### JOB
Look through the data below. Pick out the lines holding the string "bank".

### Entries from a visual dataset
────────────────────

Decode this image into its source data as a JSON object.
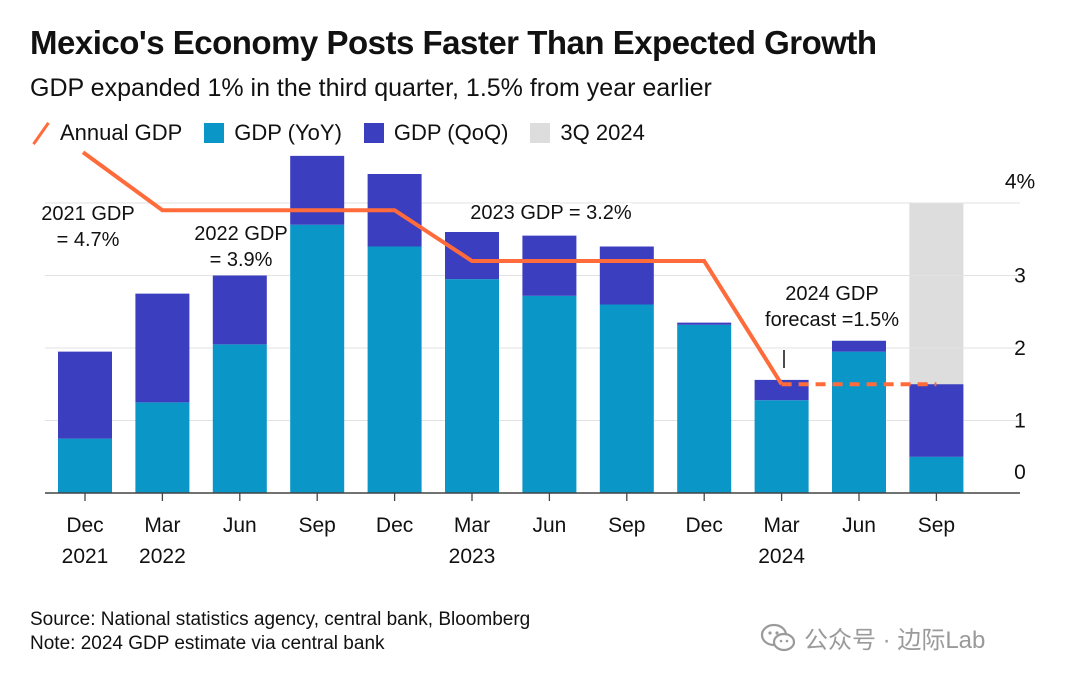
{
  "title": "Mexico's Economy Posts Faster Than Expected Growth",
  "subtitle": "GDP expanded 1% in the third quarter, 1.5% from year earlier",
  "legend": [
    {
      "label": "Annual GDP",
      "kind": "line",
      "color": "#ff6b3a"
    },
    {
      "label": "GDP (YoY)",
      "kind": "swatch",
      "color": "#0b96c8"
    },
    {
      "label": "GDP (QoQ)",
      "kind": "swatch",
      "color": "#3c3ec0"
    },
    {
      "label": "3Q 2024",
      "kind": "swatch",
      "color": "#dddddd"
    }
  ],
  "chart_data": {
    "type": "bar",
    "stacked": true,
    "categories": [
      "Dec 2021",
      "Mar 2022",
      "Jun 2022",
      "Sep 2022",
      "Dec 2022",
      "Mar 2023",
      "Jun 2023",
      "Sep 2023",
      "Dec 2023",
      "Mar 2024",
      "Jun 2024",
      "Sep 2024"
    ],
    "x_tick_labels": [
      [
        "Dec",
        "2021"
      ],
      [
        "Mar",
        "2022"
      ],
      [
        "Jun",
        ""
      ],
      [
        "Sep",
        ""
      ],
      [
        "Dec",
        ""
      ],
      [
        "Mar",
        "2023"
      ],
      [
        "Jun",
        ""
      ],
      [
        "Sep",
        ""
      ],
      [
        "Dec",
        ""
      ],
      [
        "Mar",
        "2024"
      ],
      [
        "Jun",
        ""
      ],
      [
        "Sep",
        ""
      ]
    ],
    "series": [
      {
        "name": "GDP (YoY)",
        "color": "#0b96c8",
        "values": [
          0.75,
          1.25,
          2.05,
          3.7,
          3.4,
          2.95,
          2.72,
          2.6,
          2.32,
          1.28,
          1.95,
          0.5
        ]
      },
      {
        "name": "GDP (QoQ)",
        "color": "#3c3ec0",
        "values": [
          1.2,
          1.5,
          0.95,
          0.95,
          1.0,
          0.65,
          0.83,
          0.8,
          0.03,
          0.28,
          0.15,
          1.0
        ]
      }
    ],
    "annual_gdp": {
      "name": "Annual GDP",
      "color": "#ff6b3a",
      "points": [
        {
          "x": "Dec 2021",
          "y": 4.7
        },
        {
          "x": "Mar 2022",
          "y": 3.9
        },
        {
          "x": "Dec 2022",
          "y": 3.9
        },
        {
          "x": "Mar 2023",
          "y": 3.2
        },
        {
          "x": "Dec 2023",
          "y": 3.2
        },
        {
          "x": "Mar 2024",
          "y": 1.5
        },
        {
          "x": "Sep 2024",
          "y": 1.5
        }
      ],
      "forecast_from": "Mar 2024"
    },
    "highlight": {
      "label": "3Q 2024",
      "category": "Sep 2024",
      "from": 0,
      "to": 4,
      "color": "#dddddd"
    },
    "annotations": [
      {
        "lines": [
          "2021 GDP",
          "= 4.7%"
        ]
      },
      {
        "lines": [
          "2022 GDP",
          "= 3.9%"
        ]
      },
      {
        "lines": [
          "2023 GDP = 3.2%"
        ]
      },
      {
        "lines": [
          "2024 GDP",
          "forecast =1.5%"
        ]
      }
    ],
    "y_ticks": [
      {
        "value": 0,
        "label": "0"
      },
      {
        "value": 1,
        "label": "1"
      },
      {
        "value": 2,
        "label": "2"
      },
      {
        "value": 3,
        "label": "3"
      },
      {
        "value": 4,
        "label": "4%"
      }
    ],
    "ylim": [
      0,
      4.7
    ],
    "y_axis_side": "right",
    "grid": true
  },
  "source": "Source: National statistics agency, central bank, Bloomberg",
  "note": "Note: 2024 GDP estimate via central bank",
  "watermark": "公众号 · 边际Lab"
}
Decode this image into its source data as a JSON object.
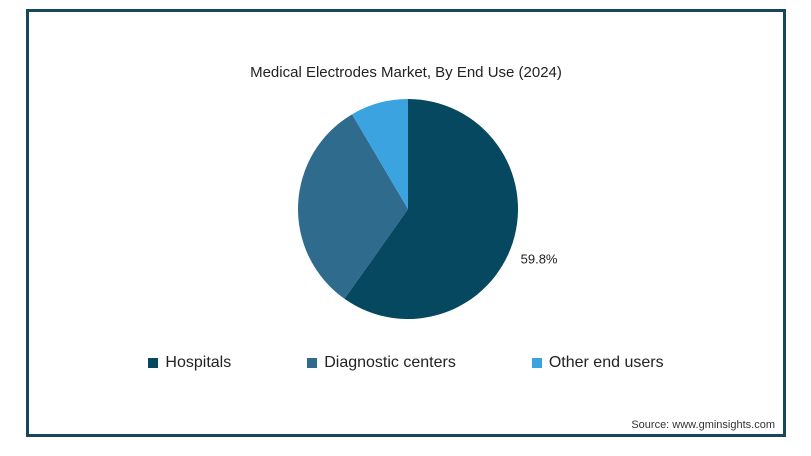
{
  "chart_data": {
    "type": "pie",
    "title": "Medical Electrodes Market, By End Use (2024)",
    "slices": [
      {
        "name": "Hospitals",
        "value": 59.8,
        "color": "#05485f",
        "label": "59.8%"
      },
      {
        "name": "Diagnostic centers",
        "value": 31.7,
        "color": "#2f6b8c",
        "label": ""
      },
      {
        "name": "Other end users",
        "value": 8.5,
        "color": "#3aa3e0",
        "label": ""
      }
    ],
    "legend_position": "bottom"
  },
  "source": "Source: www.gminsights.com"
}
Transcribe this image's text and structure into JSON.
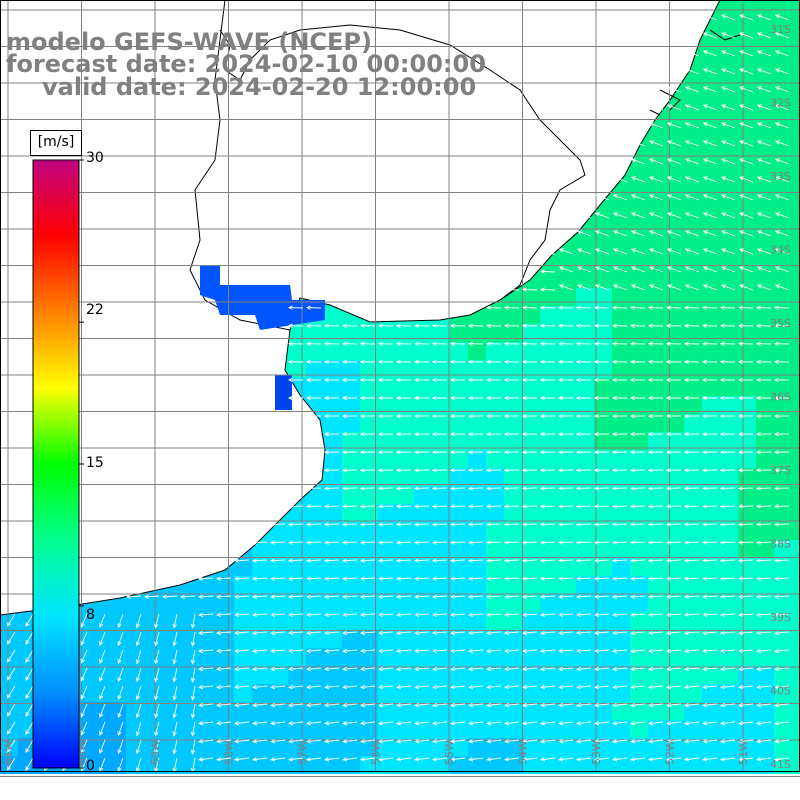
{
  "header": {
    "line1": "modelo GEFS-WAVE (NCEP)",
    "line2": "forecast date: 2024-02-10 00:00:00",
    "line3": "valid date: 2024-02-20 12:00:00"
  },
  "colorbar": {
    "units": "[m/s]",
    "min": 0,
    "max": 30,
    "tick_labels": [
      "30",
      "22",
      "15",
      "8",
      "0"
    ],
    "tick_values": [
      30,
      22,
      15,
      8,
      0
    ],
    "colors": [
      "#0000ff",
      "#0090ff",
      "#00e5ff",
      "#00ff90",
      "#00ff00",
      "#ffff00",
      "#ff8000",
      "#ff0000",
      "#c00080"
    ]
  },
  "map": {
    "lat_labels": [
      "31S",
      "32S",
      "33S",
      "34S",
      "35S",
      "36S",
      "37S",
      "38S",
      "39S",
      "40S",
      "41S"
    ],
    "lon_labels": [
      "61W",
      "60W",
      "59W",
      "58W",
      "57W",
      "56W",
      "55W",
      "54W",
      "53W",
      "52W",
      "51W"
    ],
    "land_color": "#ffffff",
    "grid_color": "#808080",
    "arrow_color": "#ffffff",
    "wind_direction": "from east, turning north-east to south-west near coast"
  }
}
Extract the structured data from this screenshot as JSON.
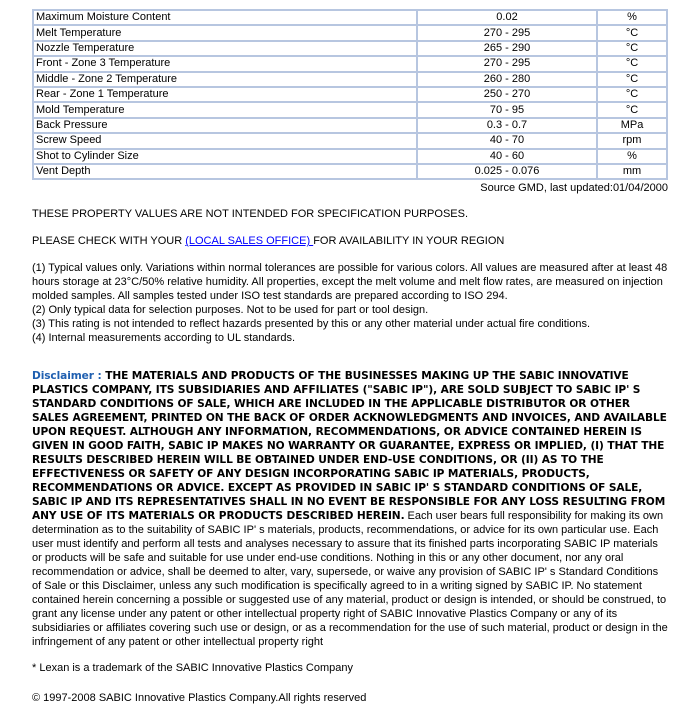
{
  "table": {
    "rows": [
      [
        "Maximum Moisture Content",
        "0.02",
        "%"
      ],
      [
        "Melt Temperature",
        "270 - 295",
        "°C"
      ],
      [
        "Nozzle Temperature",
        "265 - 290",
        "°C"
      ],
      [
        "Front - Zone 3 Temperature",
        "270 - 295",
        "°C"
      ],
      [
        "Middle - Zone 2 Temperature",
        "260 - 280",
        "°C"
      ],
      [
        "Rear - Zone 1 Temperature",
        "250 - 270",
        "°C"
      ],
      [
        "Mold Temperature",
        "70 - 95",
        "°C"
      ],
      [
        "Back Pressure",
        "0.3 - 0.7",
        "MPa"
      ],
      [
        "Screw Speed",
        "40 - 70",
        "rpm"
      ],
      [
        "Shot to Cylinder Size",
        "40 - 60",
        "%"
      ],
      [
        "Vent Depth",
        "0.025 - 0.076",
        "mm"
      ]
    ]
  },
  "source": "Source GMD, last updated:01/04/2000",
  "notice1": "THESE PROPERTY VALUES ARE NOT INTENDED FOR SPECIFICATION PURPOSES.",
  "notice2_pre": "PLEASE CHECK WITH YOUR ",
  "notice2_link": "(LOCAL SALES OFFICE) ",
  "notice2_post": "FOR AVAILABILITY IN YOUR REGION",
  "notes": [
    "(1) Typical values only. Variations within normal tolerances are possible for various colors. All values are measured after at least 48 hours storage at 23°C/50% relative humidity. All properties, except the melt volume and melt flow rates, are measured on injection molded samples. All samples tested under ISO test standards are prepared according to ISO 294.",
    "(2) Only typical data for selection purposes. Not to be used for part or tool design.",
    "(3) This rating is not intended to reflect hazards presented by this or any other material under actual fire conditions.",
    "(4) Internal measurements according to UL standards."
  ],
  "disclaimer": {
    "label": "Disclaimer : ",
    "bold": "THE MATERIALS AND PRODUCTS OF THE BUSINESSES MAKING UP THE SABIC INNOVATIVE PLASTICS COMPANY, ITS SUBSIDIARIES AND AFFILIATES (\"SABIC IP\"), ARE SOLD SUBJECT TO SABIC IP' S STANDARD CONDITIONS OF SALE, WHICH ARE INCLUDED IN THE APPLICABLE DISTRIBUTOR OR OTHER SALES AGREEMENT, PRINTED ON THE BACK OF ORDER ACKNOWLEDGMENTS AND INVOICES, AND AVAILABLE UPON REQUEST. ALTHOUGH ANY INFORMATION, RECOMMENDATIONS, OR ADVICE CONTAINED HEREIN IS GIVEN IN GOOD FAITH, SABIC IP MAKES NO WARRANTY OR GUARANTEE, EXPRESS OR IMPLIED, (I) THAT THE RESULTS DESCRIBED HEREIN WILL BE OBTAINED UNDER END-USE CONDITIONS, OR (II) AS TO THE EFFECTIVENESS OR SAFETY OF ANY DESIGN INCORPORATING SABIC IP MATERIALS, PRODUCTS, RECOMMENDATIONS OR ADVICE. EXCEPT AS PROVIDED IN SABIC IP' S STANDARD CONDITIONS OF SALE, SABIC IP AND ITS REPRESENTATIVES SHALL IN NO EVENT BE RESPONSIBLE FOR ANY LOSS RESULTING FROM ANY USE OF ITS MATERIALS OR PRODUCTS DESCRIBED HEREIN.",
    "normal": " Each user bears full responsibility for making its own determination as to the suitability of SABIC IP' s materials, products, recommendations, or advice for its own particular use. Each user must identify and perform all tests and analyses necessary to assure that its finished parts incorporating SABIC IP materials or products will be safe and suitable for use under end-use conditions. Nothing in this or any other document, nor any oral recommendation or advice, shall be deemed to alter, vary, supersede, or waive any provision of SABIC IP' s Standard Conditions of Sale or this Disclaimer, unless any such modification is specifically agreed to in a writing signed by SABIC IP. No statement contained herein concerning a possible or suggested use of any material, product or design is intended, or should be construed, to grant any license under any patent or other intellectual property right of SABIC Innovative Plastics Company or any of its subsidiaries or affiliates covering such use or design, or as a recommendation for the use of such material, product or design in the infringement of any patent or other intellectual property right"
  },
  "trademark": "* Lexan is a trademark of the SABIC Innovative Plastics Company",
  "copyright": "© 1997-2008 SABIC Innovative Plastics Company.All rights reserved"
}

────────────────────

### RESPONSE TO THE EXERCISE
  "source": "Source: National statistics agency, central bank, Bloomberg",
  "note": "Note: 2024 GDP estimate via central bank",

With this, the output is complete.